[Dataset records]
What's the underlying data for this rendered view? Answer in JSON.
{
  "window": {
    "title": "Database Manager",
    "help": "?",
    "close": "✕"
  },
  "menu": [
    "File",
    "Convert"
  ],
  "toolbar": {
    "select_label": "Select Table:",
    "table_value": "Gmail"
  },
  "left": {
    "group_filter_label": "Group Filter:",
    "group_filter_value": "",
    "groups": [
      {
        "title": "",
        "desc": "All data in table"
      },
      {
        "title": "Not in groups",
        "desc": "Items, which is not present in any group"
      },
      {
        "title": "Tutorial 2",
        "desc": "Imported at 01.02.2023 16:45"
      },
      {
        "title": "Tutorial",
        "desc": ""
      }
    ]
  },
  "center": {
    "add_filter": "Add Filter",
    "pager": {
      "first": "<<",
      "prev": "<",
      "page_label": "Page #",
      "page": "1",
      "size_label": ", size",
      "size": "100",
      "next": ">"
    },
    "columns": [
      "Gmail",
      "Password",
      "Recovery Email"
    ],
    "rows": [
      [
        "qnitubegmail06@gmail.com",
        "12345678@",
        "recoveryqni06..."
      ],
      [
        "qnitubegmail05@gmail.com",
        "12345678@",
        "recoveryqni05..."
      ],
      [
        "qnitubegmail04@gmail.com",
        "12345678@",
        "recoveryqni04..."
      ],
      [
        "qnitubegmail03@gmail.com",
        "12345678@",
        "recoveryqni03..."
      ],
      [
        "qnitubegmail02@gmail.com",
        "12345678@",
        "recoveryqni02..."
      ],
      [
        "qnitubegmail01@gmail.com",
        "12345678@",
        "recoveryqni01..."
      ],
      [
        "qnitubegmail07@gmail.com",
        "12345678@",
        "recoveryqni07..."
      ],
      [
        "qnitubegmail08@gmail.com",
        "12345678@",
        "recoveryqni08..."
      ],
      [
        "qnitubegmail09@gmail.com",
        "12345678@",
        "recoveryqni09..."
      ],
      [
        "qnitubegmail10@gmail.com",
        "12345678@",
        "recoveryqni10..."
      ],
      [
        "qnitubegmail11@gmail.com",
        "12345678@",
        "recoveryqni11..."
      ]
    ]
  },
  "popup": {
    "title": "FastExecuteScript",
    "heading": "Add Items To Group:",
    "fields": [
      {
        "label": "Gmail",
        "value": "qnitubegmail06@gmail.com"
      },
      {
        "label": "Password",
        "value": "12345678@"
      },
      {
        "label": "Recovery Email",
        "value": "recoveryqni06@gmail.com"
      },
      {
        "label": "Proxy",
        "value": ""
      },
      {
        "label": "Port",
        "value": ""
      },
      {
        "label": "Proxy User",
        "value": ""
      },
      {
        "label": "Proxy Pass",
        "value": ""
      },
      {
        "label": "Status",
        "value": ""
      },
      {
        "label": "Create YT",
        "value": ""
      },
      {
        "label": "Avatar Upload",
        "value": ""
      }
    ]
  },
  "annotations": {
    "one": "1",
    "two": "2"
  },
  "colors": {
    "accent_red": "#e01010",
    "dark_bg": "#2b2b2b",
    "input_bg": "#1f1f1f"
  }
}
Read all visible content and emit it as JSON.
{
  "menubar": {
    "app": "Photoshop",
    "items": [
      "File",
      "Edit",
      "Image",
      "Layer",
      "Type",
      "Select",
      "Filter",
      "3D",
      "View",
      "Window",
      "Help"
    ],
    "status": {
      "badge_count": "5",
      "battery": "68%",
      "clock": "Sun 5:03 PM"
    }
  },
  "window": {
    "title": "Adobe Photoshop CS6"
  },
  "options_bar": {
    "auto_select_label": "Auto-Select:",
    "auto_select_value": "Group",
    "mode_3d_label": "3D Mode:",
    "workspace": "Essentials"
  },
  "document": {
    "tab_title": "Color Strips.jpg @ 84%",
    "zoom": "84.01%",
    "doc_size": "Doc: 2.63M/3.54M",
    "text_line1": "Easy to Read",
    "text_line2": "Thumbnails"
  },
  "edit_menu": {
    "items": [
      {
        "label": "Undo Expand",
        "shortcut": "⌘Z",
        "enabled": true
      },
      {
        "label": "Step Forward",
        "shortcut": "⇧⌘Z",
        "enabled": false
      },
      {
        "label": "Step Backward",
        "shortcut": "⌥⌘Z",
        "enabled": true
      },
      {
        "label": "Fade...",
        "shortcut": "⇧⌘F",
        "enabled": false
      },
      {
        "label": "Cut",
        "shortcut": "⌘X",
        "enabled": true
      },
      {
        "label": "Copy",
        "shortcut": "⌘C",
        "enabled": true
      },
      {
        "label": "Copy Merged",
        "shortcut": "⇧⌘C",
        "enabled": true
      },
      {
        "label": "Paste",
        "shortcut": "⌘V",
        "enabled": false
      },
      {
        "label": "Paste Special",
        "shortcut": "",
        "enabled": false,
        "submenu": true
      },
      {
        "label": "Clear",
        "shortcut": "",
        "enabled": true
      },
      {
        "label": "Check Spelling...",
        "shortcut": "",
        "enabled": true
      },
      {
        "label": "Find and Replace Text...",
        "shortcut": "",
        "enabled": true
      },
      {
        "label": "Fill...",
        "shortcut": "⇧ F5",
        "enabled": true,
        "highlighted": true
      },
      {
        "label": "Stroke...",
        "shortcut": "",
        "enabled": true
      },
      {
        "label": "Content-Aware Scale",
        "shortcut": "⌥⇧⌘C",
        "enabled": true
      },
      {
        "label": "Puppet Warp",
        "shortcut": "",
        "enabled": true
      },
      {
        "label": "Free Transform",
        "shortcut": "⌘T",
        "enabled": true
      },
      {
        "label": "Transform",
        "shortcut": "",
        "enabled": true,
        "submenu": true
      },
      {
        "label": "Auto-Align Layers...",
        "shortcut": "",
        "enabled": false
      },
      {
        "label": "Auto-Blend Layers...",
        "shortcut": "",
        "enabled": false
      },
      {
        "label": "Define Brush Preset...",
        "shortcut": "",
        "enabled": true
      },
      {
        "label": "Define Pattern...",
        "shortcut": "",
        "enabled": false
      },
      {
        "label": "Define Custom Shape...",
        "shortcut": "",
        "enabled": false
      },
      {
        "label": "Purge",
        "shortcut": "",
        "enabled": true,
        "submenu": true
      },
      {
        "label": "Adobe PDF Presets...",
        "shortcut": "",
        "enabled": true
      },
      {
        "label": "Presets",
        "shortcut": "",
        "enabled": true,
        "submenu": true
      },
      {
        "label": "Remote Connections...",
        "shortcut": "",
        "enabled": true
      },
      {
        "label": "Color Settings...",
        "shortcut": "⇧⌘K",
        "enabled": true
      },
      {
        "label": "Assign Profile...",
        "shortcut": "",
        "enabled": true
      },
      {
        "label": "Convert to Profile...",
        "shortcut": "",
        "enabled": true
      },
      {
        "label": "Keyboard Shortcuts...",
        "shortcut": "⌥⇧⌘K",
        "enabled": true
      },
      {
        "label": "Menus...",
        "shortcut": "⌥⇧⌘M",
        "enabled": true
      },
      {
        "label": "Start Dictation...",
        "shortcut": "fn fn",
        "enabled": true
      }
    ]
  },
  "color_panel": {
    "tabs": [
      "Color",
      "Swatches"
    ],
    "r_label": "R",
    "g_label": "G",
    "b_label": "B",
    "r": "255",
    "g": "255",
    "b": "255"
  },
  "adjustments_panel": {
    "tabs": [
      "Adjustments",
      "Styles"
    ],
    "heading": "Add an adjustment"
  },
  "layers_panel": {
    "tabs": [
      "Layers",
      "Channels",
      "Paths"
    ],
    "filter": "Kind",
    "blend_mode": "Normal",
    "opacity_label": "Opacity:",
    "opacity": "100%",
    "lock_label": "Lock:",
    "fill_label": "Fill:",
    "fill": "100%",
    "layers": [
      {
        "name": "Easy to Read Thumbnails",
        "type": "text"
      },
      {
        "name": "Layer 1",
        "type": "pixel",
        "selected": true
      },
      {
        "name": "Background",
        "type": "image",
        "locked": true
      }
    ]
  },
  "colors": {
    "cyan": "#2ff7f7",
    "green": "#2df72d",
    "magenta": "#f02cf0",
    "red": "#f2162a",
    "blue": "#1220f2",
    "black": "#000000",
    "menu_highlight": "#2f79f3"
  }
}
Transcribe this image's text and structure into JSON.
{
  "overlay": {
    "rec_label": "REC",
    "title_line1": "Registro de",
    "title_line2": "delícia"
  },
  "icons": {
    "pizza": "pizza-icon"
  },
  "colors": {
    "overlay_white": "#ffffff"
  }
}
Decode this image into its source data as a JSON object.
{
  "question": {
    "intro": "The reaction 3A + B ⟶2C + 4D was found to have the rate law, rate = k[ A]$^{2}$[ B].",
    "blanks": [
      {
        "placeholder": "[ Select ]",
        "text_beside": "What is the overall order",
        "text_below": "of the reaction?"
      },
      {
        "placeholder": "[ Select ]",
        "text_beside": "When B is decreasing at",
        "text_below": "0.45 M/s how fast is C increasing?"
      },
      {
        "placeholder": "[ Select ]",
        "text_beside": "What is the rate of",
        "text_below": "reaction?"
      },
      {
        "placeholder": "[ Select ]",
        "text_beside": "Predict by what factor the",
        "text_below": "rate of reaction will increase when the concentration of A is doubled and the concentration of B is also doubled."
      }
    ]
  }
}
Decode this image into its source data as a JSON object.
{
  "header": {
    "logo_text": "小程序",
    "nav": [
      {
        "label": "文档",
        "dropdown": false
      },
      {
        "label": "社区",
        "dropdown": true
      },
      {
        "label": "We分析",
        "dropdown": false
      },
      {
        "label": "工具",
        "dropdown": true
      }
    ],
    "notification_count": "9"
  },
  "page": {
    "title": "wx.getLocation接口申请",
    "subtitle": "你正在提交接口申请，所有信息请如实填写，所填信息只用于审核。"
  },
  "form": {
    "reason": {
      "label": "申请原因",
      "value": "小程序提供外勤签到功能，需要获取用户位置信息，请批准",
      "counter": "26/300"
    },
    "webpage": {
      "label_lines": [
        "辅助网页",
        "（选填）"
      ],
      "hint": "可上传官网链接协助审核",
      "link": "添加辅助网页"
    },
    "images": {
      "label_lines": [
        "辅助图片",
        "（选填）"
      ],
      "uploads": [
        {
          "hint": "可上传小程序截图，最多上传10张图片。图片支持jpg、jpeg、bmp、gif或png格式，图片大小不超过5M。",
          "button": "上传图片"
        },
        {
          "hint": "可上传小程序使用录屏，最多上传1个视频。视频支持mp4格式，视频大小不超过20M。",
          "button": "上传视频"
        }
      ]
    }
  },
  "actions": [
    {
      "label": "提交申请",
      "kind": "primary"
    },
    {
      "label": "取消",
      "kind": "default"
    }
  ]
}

▶ **Written request**: Reproduce every line of the listing above in which the string "Read" appears.

▶ **Output for this exercise**:
Read all visible content and emit it as JSON.
    "text_line1": "Easy to Read",
        "name": "Easy to Read Thumbnails",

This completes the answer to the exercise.